— What to do —
Scan the material and copy every line in which "Years" appears.

— Records for the task —

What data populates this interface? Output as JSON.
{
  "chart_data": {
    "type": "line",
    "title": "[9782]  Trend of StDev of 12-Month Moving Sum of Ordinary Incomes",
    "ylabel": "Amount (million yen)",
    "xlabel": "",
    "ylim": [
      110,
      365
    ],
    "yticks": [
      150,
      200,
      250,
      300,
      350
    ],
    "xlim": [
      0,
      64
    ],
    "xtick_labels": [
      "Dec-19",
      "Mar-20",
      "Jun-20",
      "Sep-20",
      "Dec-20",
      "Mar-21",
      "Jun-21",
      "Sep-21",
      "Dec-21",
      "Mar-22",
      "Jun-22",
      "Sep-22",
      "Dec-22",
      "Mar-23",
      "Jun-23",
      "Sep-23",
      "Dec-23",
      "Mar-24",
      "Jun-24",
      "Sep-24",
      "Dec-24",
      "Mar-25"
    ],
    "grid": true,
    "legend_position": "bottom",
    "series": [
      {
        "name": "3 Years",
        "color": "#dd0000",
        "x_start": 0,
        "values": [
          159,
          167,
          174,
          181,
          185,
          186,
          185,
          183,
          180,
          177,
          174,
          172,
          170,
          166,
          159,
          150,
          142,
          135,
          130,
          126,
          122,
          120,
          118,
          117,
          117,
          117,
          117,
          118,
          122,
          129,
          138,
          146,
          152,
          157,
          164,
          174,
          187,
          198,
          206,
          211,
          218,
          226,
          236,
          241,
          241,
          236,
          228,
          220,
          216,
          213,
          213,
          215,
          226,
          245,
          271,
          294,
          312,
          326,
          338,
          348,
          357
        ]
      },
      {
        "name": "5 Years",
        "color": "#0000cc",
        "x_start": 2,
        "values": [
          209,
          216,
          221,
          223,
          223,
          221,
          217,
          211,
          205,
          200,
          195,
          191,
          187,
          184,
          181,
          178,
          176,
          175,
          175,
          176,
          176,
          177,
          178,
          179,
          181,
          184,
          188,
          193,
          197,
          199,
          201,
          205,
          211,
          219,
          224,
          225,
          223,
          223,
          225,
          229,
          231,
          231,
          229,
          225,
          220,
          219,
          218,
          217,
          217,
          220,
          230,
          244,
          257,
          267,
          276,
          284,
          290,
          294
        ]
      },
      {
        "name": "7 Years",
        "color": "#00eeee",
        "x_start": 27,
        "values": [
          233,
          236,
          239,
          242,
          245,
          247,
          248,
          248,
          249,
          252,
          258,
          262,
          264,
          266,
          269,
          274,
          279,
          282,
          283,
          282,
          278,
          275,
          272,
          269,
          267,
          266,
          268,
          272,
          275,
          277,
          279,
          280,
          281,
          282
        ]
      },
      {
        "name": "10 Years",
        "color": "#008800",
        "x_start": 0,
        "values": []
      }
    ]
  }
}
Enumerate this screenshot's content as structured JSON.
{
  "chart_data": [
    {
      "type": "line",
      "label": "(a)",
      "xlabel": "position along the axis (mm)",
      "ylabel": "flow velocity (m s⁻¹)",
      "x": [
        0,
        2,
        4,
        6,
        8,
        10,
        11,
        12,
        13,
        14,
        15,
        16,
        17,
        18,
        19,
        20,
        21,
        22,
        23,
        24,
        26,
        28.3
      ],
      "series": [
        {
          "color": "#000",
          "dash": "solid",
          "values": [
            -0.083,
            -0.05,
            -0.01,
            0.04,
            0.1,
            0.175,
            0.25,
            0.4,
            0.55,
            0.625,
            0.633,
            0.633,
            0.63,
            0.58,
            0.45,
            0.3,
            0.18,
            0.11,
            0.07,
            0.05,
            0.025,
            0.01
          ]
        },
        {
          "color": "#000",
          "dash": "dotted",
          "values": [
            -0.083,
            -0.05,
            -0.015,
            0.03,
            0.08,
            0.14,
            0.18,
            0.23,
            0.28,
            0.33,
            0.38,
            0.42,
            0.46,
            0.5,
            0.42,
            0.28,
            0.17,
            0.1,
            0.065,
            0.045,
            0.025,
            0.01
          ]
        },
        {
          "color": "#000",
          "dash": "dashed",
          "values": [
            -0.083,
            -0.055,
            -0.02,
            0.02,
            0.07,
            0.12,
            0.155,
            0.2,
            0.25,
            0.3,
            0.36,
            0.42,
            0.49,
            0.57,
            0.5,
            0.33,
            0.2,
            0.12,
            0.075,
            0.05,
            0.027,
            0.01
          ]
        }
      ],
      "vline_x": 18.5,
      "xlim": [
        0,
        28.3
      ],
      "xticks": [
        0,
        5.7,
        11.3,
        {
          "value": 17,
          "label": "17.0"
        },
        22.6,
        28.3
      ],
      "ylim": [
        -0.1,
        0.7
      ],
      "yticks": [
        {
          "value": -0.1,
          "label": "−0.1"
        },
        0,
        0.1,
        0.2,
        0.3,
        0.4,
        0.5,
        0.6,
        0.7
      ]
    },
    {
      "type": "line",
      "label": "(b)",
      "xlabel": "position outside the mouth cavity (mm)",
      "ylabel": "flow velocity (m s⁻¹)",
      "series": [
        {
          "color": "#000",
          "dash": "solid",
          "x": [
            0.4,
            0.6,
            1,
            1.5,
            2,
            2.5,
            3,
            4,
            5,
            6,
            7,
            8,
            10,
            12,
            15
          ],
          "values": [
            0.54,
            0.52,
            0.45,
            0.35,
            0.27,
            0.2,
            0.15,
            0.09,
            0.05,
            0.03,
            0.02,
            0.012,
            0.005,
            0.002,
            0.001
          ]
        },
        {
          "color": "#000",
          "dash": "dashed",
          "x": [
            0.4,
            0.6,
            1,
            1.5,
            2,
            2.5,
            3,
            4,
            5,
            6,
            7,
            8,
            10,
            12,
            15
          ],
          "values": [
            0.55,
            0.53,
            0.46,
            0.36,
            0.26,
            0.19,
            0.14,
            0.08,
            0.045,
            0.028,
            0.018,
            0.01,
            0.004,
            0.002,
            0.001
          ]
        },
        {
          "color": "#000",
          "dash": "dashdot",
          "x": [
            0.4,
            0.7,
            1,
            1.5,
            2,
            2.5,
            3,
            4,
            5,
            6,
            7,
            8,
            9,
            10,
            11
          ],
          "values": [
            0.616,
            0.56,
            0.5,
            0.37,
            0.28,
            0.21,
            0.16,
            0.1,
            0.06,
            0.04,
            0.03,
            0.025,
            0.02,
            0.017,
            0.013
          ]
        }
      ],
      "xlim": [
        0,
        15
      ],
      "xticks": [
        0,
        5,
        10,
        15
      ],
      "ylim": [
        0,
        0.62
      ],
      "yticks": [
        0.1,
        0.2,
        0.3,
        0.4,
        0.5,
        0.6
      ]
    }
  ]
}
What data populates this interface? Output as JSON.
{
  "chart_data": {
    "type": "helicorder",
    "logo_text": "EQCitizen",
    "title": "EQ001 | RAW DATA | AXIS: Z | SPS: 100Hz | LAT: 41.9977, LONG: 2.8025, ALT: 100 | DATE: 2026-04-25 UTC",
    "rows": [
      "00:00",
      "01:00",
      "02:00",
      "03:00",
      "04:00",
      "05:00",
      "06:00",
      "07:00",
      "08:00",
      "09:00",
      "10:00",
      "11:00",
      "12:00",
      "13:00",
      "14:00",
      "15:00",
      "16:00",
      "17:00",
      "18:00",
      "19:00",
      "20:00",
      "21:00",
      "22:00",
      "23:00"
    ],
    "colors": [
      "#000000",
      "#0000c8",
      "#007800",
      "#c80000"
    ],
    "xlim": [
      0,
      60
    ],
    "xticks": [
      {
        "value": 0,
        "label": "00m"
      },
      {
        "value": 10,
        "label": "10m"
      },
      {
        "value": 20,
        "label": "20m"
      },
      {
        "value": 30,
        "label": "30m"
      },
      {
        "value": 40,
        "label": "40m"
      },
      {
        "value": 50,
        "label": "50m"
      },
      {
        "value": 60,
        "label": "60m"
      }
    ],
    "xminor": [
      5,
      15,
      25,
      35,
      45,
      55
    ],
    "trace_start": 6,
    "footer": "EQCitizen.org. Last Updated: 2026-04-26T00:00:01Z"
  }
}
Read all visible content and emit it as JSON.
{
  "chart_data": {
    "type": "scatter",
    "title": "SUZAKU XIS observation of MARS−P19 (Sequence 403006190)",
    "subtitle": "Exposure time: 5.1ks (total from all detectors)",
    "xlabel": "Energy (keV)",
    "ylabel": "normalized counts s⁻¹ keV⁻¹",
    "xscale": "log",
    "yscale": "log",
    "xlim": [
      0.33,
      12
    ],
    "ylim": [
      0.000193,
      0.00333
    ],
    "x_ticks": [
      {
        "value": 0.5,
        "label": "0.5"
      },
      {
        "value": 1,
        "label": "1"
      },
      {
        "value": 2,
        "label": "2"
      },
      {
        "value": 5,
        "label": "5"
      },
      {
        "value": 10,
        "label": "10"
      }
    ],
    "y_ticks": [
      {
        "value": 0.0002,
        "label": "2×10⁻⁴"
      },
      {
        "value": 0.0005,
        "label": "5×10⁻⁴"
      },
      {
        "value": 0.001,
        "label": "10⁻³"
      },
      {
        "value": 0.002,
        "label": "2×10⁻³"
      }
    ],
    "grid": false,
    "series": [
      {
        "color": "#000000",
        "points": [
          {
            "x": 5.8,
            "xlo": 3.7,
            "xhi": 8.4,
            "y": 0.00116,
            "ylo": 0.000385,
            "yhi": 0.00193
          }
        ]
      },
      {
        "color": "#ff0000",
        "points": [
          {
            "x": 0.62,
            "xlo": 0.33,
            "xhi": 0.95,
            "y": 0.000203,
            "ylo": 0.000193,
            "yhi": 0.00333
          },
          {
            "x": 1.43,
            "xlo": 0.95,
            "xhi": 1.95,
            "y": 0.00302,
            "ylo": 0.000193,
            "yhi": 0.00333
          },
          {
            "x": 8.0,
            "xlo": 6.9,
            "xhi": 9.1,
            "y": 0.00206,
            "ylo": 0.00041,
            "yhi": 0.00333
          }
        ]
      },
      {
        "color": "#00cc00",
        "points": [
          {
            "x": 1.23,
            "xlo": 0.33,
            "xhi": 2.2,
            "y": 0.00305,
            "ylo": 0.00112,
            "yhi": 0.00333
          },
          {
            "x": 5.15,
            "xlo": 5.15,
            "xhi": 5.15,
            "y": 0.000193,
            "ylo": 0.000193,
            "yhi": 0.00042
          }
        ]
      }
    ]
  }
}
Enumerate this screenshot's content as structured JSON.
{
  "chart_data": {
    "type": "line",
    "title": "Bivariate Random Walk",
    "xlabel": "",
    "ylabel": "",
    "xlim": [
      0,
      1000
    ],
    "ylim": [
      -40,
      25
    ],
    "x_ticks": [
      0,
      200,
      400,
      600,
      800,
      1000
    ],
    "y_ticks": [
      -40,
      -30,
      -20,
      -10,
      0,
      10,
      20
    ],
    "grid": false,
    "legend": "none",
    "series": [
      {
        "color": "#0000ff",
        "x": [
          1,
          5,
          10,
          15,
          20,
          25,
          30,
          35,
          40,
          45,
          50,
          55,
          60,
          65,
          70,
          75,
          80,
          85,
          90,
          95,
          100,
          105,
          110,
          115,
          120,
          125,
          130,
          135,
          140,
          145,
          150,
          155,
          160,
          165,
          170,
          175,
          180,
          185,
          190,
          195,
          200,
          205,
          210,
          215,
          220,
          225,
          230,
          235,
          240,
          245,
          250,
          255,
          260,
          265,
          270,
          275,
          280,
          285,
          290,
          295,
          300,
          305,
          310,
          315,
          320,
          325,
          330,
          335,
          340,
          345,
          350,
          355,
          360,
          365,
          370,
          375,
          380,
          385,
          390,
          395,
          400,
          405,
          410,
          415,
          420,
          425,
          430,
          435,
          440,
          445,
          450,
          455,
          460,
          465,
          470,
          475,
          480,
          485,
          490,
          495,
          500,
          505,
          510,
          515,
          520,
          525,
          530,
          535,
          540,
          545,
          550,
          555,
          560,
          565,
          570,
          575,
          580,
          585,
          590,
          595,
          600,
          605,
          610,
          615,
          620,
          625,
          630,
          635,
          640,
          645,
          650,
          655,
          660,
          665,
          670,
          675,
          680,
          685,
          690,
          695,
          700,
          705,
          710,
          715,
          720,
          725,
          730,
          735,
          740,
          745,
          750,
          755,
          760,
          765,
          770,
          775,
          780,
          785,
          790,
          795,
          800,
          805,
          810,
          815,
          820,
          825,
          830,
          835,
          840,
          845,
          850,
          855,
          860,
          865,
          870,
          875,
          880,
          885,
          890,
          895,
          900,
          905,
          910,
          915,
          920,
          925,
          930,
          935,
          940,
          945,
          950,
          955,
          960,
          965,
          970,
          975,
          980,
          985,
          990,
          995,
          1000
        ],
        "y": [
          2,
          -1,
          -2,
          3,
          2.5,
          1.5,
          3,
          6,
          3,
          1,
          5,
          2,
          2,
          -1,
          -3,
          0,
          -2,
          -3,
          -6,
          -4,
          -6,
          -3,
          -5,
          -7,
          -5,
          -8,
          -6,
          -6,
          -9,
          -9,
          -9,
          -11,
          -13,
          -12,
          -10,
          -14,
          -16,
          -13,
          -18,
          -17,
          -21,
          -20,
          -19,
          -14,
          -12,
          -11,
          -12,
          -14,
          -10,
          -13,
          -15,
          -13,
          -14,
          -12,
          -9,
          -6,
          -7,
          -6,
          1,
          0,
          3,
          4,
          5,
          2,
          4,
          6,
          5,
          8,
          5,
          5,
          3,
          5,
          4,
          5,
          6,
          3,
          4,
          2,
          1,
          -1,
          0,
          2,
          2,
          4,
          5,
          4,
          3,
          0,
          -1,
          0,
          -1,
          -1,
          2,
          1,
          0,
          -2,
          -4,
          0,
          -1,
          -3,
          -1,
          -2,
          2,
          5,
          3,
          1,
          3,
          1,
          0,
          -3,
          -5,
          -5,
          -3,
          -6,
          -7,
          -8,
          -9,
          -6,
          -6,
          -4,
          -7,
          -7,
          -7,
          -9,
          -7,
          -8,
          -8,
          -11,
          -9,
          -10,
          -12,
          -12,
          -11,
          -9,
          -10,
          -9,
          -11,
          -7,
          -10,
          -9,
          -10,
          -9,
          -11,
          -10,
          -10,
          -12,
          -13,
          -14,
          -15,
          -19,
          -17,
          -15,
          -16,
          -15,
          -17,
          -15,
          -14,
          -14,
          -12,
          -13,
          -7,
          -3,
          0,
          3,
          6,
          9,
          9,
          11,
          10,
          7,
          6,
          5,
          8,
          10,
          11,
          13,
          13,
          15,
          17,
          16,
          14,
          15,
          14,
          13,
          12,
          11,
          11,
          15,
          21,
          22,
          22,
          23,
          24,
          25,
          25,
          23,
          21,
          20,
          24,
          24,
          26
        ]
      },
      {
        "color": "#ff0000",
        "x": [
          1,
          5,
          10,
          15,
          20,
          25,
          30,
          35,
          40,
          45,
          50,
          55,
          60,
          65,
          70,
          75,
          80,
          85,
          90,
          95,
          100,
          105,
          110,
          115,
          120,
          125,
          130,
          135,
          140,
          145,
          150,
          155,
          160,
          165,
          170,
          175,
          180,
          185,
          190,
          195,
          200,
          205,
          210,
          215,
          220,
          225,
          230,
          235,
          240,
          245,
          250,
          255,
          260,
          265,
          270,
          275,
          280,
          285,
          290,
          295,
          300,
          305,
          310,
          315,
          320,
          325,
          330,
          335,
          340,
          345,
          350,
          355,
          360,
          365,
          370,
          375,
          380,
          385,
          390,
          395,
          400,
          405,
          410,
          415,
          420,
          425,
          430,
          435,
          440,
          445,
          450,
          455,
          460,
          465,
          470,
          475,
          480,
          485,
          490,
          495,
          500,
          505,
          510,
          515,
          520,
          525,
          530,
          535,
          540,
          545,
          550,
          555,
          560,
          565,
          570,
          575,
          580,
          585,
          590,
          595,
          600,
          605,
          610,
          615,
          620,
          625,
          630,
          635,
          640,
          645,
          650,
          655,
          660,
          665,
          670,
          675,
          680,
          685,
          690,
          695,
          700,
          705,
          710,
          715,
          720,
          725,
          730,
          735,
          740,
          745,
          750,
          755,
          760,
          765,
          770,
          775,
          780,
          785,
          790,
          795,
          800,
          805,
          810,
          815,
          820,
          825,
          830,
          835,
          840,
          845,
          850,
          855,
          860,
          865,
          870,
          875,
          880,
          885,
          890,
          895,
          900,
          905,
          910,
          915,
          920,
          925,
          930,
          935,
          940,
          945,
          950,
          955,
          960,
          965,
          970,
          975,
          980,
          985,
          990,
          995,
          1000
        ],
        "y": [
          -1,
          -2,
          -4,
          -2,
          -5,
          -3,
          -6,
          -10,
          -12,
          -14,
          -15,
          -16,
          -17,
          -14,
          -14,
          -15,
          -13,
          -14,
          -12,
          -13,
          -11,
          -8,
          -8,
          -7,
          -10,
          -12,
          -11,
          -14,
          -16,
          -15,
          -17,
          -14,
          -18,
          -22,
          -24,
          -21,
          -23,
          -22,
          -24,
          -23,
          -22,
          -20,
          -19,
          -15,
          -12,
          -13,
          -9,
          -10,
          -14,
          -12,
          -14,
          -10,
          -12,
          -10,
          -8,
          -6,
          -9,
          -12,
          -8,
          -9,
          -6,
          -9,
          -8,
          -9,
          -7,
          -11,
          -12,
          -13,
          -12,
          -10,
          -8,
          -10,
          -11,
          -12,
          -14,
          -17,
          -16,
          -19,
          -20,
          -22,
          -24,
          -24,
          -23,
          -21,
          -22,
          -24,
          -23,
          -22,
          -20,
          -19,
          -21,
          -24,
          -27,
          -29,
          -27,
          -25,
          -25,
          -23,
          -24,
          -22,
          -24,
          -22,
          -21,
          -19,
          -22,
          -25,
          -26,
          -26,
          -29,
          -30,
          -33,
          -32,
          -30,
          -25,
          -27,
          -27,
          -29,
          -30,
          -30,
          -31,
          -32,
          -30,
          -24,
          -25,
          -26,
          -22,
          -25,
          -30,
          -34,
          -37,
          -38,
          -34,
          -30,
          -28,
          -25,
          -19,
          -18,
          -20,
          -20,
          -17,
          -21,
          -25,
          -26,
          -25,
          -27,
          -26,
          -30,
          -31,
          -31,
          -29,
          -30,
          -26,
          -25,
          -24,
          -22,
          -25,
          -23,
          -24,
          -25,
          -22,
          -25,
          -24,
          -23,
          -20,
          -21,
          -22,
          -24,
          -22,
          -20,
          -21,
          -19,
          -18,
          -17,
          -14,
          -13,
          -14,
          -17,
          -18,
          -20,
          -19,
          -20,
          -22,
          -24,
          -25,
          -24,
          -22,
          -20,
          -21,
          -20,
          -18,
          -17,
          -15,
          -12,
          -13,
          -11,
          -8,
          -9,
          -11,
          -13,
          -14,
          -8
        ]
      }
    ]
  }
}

— Complete output —
        "name": "3 Years",
        "name": "5 Years",
        "name": "7 Years",
        "name": "10 Years",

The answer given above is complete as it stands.